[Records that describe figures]
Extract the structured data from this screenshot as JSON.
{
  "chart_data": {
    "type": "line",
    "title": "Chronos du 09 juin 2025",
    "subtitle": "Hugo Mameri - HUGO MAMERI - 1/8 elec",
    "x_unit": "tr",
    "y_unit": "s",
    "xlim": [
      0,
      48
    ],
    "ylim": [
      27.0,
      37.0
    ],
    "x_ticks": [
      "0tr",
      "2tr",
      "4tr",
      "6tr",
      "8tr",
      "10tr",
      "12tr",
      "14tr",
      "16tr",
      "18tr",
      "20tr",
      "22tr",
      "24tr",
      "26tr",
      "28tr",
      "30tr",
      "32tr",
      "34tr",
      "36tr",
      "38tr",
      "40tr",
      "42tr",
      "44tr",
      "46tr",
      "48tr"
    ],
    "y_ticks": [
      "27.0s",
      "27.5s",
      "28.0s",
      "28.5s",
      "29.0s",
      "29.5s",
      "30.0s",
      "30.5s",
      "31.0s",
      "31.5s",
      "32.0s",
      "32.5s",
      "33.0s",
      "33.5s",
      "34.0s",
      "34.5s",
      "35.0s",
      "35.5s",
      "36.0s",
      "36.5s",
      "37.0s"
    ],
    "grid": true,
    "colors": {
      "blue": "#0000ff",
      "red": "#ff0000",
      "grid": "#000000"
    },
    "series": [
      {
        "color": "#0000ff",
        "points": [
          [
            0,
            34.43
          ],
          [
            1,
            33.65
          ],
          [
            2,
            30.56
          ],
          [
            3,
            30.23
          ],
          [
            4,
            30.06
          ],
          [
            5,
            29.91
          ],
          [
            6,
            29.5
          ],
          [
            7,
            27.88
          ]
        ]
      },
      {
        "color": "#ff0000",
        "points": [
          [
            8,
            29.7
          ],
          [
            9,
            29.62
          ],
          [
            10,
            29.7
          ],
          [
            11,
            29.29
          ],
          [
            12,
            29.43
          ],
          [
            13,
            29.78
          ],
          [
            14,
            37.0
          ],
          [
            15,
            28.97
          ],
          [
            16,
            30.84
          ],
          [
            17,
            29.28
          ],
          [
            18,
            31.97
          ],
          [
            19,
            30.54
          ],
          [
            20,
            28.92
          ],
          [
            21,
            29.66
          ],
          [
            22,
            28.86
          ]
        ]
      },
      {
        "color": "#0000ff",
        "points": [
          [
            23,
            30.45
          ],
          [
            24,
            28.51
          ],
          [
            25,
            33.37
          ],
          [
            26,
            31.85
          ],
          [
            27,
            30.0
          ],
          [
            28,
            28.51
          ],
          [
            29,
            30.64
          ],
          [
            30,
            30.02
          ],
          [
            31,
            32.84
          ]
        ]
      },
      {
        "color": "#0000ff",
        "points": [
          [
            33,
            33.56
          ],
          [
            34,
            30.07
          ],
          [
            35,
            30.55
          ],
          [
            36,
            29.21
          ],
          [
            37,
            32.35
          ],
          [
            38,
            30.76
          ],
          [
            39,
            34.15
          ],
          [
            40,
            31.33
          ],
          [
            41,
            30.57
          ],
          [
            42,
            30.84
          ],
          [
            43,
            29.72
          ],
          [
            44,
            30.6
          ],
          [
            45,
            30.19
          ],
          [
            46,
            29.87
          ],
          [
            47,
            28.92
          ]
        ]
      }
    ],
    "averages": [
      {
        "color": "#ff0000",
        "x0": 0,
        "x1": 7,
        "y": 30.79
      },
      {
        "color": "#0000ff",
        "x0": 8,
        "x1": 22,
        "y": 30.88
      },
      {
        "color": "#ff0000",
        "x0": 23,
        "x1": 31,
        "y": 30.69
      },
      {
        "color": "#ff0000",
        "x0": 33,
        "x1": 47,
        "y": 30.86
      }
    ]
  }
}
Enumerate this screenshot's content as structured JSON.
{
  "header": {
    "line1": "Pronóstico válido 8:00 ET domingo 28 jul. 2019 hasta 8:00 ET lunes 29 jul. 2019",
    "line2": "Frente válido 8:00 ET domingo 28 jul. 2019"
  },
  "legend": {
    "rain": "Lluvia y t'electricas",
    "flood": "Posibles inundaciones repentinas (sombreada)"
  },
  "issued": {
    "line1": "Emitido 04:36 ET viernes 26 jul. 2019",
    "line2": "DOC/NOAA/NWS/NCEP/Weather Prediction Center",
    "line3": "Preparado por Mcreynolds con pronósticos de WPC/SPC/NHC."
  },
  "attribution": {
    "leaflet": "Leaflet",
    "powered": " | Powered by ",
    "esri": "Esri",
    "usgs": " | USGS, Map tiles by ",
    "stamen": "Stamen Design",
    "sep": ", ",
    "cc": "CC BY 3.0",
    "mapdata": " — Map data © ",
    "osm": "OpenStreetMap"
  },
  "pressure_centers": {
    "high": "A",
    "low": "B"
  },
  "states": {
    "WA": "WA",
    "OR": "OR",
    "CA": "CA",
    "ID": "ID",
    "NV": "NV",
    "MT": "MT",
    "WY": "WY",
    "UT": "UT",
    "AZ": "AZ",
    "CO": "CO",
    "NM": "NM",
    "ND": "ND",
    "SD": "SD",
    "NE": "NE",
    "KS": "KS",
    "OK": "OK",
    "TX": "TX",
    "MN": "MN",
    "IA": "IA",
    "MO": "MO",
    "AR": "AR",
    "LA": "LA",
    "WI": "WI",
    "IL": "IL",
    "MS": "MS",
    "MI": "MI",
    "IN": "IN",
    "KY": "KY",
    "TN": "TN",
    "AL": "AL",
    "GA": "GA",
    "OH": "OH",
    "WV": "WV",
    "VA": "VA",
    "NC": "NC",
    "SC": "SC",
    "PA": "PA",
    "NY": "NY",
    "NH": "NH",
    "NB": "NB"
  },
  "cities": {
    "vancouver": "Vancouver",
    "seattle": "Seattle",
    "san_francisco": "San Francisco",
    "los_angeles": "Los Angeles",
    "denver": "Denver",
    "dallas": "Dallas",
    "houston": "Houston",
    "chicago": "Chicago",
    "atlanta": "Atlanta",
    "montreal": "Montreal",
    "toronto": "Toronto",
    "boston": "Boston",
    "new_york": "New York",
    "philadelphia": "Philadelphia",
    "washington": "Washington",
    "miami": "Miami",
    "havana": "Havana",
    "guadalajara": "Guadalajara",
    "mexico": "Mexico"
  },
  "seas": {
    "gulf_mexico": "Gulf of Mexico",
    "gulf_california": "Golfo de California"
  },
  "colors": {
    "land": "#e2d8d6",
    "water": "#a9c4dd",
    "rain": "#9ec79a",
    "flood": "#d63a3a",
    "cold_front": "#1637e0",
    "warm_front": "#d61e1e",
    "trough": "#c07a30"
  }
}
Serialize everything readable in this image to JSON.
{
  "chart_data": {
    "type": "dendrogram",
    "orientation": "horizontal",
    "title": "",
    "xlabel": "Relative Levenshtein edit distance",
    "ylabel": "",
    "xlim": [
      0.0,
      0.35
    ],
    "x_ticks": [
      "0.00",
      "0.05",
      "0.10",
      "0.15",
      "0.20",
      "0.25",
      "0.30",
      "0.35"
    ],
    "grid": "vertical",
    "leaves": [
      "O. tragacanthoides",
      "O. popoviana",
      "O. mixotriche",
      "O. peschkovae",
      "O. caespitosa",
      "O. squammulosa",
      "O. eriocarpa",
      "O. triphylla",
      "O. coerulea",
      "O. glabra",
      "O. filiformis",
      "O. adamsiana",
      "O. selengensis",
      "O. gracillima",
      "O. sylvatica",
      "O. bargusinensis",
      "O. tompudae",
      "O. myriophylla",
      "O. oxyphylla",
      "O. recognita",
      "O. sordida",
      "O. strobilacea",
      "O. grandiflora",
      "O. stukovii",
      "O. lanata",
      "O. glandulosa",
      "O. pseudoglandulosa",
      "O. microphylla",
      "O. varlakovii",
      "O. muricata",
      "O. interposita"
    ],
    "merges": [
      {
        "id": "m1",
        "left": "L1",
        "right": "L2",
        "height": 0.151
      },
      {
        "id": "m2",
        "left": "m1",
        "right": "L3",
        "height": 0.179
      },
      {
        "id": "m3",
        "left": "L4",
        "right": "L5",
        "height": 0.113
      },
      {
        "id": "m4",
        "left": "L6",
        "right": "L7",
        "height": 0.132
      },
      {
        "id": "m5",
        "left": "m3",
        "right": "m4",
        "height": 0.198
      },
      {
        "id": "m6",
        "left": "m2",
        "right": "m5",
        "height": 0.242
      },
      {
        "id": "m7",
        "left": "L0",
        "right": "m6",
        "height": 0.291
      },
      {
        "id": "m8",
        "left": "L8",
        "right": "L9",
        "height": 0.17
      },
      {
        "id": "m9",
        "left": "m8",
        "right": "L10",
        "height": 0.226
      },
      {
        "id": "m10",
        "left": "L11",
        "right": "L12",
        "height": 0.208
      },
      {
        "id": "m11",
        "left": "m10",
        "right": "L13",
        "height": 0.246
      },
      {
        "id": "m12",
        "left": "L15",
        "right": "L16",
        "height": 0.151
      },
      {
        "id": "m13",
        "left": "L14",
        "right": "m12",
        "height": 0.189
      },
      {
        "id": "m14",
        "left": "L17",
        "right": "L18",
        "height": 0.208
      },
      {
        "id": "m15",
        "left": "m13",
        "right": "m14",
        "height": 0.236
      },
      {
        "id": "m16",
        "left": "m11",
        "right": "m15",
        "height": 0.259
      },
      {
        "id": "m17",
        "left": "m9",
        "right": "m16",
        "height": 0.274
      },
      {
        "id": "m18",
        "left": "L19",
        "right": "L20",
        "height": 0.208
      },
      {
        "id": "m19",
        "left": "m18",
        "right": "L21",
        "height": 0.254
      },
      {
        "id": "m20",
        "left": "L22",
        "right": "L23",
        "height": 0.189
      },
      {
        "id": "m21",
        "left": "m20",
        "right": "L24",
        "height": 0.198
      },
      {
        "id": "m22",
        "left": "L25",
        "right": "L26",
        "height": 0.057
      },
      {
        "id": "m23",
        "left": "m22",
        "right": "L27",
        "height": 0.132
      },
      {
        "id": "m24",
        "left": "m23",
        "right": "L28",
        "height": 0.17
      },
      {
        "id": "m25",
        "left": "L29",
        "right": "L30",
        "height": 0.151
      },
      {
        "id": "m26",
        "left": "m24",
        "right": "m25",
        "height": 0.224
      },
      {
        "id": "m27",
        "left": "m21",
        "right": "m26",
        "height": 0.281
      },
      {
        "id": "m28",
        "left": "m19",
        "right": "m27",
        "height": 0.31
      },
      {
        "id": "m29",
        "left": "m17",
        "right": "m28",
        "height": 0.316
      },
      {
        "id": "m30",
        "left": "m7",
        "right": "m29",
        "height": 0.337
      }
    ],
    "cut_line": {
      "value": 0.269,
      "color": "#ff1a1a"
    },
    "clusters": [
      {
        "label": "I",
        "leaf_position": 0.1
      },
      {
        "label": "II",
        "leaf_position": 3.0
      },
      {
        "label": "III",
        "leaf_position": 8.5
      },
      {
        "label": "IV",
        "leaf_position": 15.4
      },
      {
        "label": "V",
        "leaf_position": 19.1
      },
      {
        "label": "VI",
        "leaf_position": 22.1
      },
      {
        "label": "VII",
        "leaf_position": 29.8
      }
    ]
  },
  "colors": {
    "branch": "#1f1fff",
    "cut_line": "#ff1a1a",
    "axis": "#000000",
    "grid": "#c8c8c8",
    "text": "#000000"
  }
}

[WORK INSTRUCTIONS] Within the listing above, find every line containing the string "válido" and return it.

[RESPONSE]
    "line1": "Pronóstico válido 8:00 ET domingo 28 jul. 2019 hasta 8:00 ET lunes 29 jul. 2019",
    "line2": "Frente válido 8:00 ET domingo 28 jul. 2019"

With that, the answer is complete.